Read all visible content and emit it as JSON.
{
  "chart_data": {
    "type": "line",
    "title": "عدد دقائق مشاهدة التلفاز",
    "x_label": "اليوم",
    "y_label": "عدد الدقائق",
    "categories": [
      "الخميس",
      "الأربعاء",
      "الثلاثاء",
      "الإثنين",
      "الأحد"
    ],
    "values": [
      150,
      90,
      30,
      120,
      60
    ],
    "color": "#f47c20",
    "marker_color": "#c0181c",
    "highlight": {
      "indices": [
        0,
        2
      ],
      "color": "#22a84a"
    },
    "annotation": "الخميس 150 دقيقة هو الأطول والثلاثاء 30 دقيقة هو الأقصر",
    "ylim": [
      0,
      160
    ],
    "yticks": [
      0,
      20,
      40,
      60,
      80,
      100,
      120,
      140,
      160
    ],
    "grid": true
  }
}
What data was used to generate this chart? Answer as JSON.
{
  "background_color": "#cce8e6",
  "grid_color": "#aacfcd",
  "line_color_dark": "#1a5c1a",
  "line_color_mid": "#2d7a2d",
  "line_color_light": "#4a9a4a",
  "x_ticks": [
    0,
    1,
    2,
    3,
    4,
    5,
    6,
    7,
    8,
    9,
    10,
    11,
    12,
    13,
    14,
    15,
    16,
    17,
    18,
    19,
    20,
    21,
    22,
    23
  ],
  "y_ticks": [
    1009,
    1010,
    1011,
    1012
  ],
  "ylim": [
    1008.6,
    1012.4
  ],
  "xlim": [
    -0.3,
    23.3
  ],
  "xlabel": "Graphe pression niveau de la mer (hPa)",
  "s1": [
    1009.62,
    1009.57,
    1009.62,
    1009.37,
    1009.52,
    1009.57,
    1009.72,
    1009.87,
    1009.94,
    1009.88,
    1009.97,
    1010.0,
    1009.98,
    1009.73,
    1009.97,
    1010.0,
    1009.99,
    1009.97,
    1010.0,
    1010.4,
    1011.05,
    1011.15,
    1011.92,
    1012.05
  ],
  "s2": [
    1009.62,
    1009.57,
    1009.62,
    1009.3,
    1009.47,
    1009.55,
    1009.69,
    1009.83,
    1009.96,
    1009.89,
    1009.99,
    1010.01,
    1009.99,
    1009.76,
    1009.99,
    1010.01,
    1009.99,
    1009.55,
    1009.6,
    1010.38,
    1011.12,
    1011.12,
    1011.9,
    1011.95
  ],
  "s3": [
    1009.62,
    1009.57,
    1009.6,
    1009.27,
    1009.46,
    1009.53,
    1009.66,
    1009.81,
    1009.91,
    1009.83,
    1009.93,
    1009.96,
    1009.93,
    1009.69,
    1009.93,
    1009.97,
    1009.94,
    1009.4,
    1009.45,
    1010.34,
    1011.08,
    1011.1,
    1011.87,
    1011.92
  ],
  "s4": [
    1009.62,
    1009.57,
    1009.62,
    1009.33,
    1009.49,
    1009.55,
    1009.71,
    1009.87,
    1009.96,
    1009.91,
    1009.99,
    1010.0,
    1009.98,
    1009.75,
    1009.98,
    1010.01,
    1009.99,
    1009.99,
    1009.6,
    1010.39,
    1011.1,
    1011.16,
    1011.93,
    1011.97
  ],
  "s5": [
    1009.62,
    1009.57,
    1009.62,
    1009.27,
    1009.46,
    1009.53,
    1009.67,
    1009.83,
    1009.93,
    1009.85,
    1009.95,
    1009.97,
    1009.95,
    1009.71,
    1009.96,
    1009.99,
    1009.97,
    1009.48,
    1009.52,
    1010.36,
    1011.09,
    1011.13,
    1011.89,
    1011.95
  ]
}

EXERCISE: Each entry is to be returned in full, character for character.

SOLUTION TO THIS PROBLEM:
Read all visible content and emit it as JSON.
{
  "chart_data": {
    "type": "line",
    "title": "عدد دقائق مشاهدة التلفاز",
    "x_label": "اليوم",
    "y_label": "عدد الدقائق",
    "categories": [
      "الخميس",
      "الأربعاء",
      "الثلاثاء",
      "الإثنين",
      "الأحد"
    ],
    "values": [
      150,
      90,
      30,
      120,
      60
    ],
    "color": "#f47c20",
    "marker_color": "#c0181c",
    "highlight": {
      "indices": [
        0,
        2
      ],
      "color": "#22a84a"
    },
    "annotation": "الخميس 150 دقيقة هو الأطول والثلاثاء 30 دقيقة هو الأقصر",
    "ylim": [
      0,
      160
    ],
    "yticks": [
      0,
      20,
      40,
      60,
      80,
      100,
      120,
      140,
      160
    ],
    "grid": true
  }
}
What data was used to generate this chart? Answer as JSON.
{
  "background_color": "#cce8e6",
  "grid_color": "#aacfcd",
  "line_color_dark": "#1a5c1a",
  "line_color_mid": "#2d7a2d",
  "line_color_light": "#4a9a4a",
  "x_ticks": [
    0,
    1,
    2,
    3,
    4,
    5,
    6,
    7,
    8,
    9,
    10,
    11,
    12,
    13,
    14,
    15,
    16,
    17,
    18,
    19,
    20,
    21,
    22,
    23
  ],
  "y_ticks": [
    1009,
    1010,
    1011,
    1012
  ],
  "ylim": [
    1008.6,
    1012.4
  ],
  "xlim": [
    -0.3,
    23.3
  ],
  "xlabel": "Graphe pression niveau de la mer (hPa)",
  "s1": [
    1009.62,
    1009.57,
    1009.62,
    1009.37,
    1009.52,
    1009.57,
    1009.72,
    1009.87,
    1009.94,
    1009.88,
    1009.97,
    1010.0,
    1009.98,
    1009.73,
    1009.97,
    1010.0,
    1009.99,
    1009.97,
    1010.0,
    1010.4,
    1011.05,
    1011.15,
    1011.92,
    1012.05
  ],
  "s2": [
    1009.62,
    1009.57,
    1009.62,
    1009.3,
    1009.47,
    1009.55,
    1009.69,
    1009.83,
    1009.96,
    1009.89,
    1009.99,
    1010.01,
    1009.99,
    1009.76,
    1009.99,
    1010.01,
    1009.99,
    1009.55,
    1009.6,
    1010.38,
    1011.12,
    1011.12,
    1011.9,
    1011.95
  ],
  "s3": [
    1009.62,
    1009.57,
    1009.6,
    1009.27,
    1009.46,
    1009.53,
    1009.66,
    1009.81,
    1009.91,
    1009.83,
    1009.93,
    1009.96,
    1009.93,
    1009.69,
    1009.93,
    1009.97,
    1009.94,
    1009.4,
    1009.45,
    1010.34,
    1011.08,
    1011.1,
    1011.87,
    1011.92
  ],
  "s4": [
    1009.62,
    1009.57,
    1009.62,
    1009.33,
    1009.49,
    1009.55,
    1009.71,
    1009.87,
    1009.96,
    1009.91,
    1009.99,
    1010.0,
    1009.98,
    1009.75,
    1009.98,
    1010.01,
    1009.99,
    1009.99,
    1009.6,
    1010.39,
    1011.1,
    1011.16,
    1011.93,
    1011.97
  ],
  "s5": [
    1009.62,
    1009.57,
    1009.62,
    1009.27,
    1009.46,
    1009.53,
    1009.67,
    1009.83,
    1009.93,
    1009.85,
    1009.95,
    1009.97,
    1009.95,
    1009.71,
    1009.96,
    1009.99,
    1009.97,
    1009.48,
    1009.52,
    1010.36,
    1011.09,
    1011.13,
    1011.89,
    1011.95
  ]
}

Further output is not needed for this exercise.